Chart and figure data

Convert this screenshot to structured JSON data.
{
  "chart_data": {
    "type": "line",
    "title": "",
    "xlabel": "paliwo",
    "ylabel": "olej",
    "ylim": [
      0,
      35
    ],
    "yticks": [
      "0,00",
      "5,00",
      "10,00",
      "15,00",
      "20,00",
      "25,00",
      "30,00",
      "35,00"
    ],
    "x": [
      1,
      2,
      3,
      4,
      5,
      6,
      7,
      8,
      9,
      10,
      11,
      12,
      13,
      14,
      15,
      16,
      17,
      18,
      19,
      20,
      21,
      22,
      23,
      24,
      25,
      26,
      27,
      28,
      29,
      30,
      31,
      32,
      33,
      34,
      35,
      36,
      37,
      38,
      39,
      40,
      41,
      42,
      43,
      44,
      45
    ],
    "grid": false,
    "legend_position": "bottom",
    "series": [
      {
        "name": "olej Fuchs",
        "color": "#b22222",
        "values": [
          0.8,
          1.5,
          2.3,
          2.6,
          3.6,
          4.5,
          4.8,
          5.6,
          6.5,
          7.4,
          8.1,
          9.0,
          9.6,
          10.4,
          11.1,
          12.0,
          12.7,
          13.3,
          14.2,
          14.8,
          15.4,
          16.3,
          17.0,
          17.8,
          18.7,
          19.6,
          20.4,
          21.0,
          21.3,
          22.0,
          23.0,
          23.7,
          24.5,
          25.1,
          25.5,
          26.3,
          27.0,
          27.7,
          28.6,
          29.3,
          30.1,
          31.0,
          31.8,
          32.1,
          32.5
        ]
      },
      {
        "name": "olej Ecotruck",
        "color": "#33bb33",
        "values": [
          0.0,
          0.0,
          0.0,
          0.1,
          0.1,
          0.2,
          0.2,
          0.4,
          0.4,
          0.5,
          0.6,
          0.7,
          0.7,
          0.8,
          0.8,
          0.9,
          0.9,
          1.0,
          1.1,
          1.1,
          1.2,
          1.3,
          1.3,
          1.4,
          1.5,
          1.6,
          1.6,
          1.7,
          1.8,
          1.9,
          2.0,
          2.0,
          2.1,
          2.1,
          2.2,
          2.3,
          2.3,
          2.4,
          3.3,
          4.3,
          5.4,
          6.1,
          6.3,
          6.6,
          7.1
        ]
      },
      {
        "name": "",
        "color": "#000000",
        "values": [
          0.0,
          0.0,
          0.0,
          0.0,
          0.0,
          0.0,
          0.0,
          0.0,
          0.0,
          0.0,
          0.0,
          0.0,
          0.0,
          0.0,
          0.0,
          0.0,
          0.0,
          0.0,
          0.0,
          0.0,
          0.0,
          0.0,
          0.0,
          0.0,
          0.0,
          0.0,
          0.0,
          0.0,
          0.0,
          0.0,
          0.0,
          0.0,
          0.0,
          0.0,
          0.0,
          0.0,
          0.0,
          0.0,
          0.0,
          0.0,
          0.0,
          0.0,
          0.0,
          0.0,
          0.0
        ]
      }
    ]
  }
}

### Stated goal
Repeat the lines above exactly.

### Answer to this exercise
Convert this screenshot to structured JSON data.
{
  "chart_data": {
    "type": "line",
    "title": "",
    "xlabel": "paliwo",
    "ylabel": "olej",
    "ylim": [
      0,
      35
    ],
    "yticks": [
      "0,00",
      "5,00",
      "10,00",
      "15,00",
      "20,00",
      "25,00",
      "30,00",
      "35,00"
    ],
    "x": [
      1,
      2,
      3,
      4,
      5,
      6,
      7,
      8,
      9,
      10,
      11,
      12,
      13,
      14,
      15,
      16,
      17,
      18,
      19,
      20,
      21,
      22,
      23,
      24,
      25,
      26,
      27,
      28,
      29,
      30,
      31,
      32,
      33,
      34,
      35,
      36,
      37,
      38,
      39,
      40,
      41,
      42,
      43,
      44,
      45
    ],
    "grid": false,
    "legend_position": "bottom",
    "series": [
      {
        "name": "olej Fuchs",
        "color": "#b22222",
        "values": [
          0.8,
          1.5,
          2.3,
          2.6,
          3.6,
          4.5,
          4.8,
          5.6,
          6.5,
          7.4,
          8.1,
          9.0,
          9.6,
          10.4,
          11.1,
          12.0,
          12.7,
          13.3,
          14.2,
          14.8,
          15.4,
          16.3,
          17.0,
          17.8,
          18.7,
          19.6,
          20.4,
          21.0,
          21.3,
          22.0,
          23.0,
          23.7,
          24.5,
          25.1,
          25.5,
          26.3,
          27.0,
          27.7,
          28.6,
          29.3,
          30.1,
          31.0,
          31.8,
          32.1,
          32.5
        ]
      },
      {
        "name": "olej Ecotruck",
        "color": "#33bb33",
        "values": [
          0.0,
          0.0,
          0.0,
          0.1,
          0.1,
          0.2,
          0.2,
          0.4,
          0.4,
          0.5,
          0.6,
          0.7,
          0.7,
          0.8,
          0.8,
          0.9,
          0.9,
          1.0,
          1.1,
          1.1,
          1.2,
          1.3,
          1.3,
          1.4,
          1.5,
          1.6,
          1.6,
          1.7,
          1.8,
          1.9,
          2.0,
          2.0,
          2.1,
          2.1,
          2.2,
          2.3,
          2.3,
          2.4,
          3.3,
          4.3,
          5.4,
          6.1,
          6.3,
          6.6,
          7.1
        ]
      },
      {
        "name": "",
        "color": "#000000",
        "values": [
          0.0,
          0.0,
          0.0,
          0.0,
          0.0,
          0.0,
          0.0,
          0.0,
          0.0,
          0.0,
          0.0,
          0.0,
          0.0,
          0.0,
          0.0,
          0.0,
          0.0,
          0.0,
          0.0,
          0.0,
          0.0,
          0.0,
          0.0,
          0.0,
          0.0,
          0.0,
          0.0,
          0.0,
          0.0,
          0.0,
          0.0,
          0.0,
          0.0,
          0.0,
          0.0,
          0.0,
          0.0,
          0.0,
          0.0,
          0.0,
          0.0,
          0.0,
          0.0,
          0.0,
          0.0
        ]
      }
    ]
  }
}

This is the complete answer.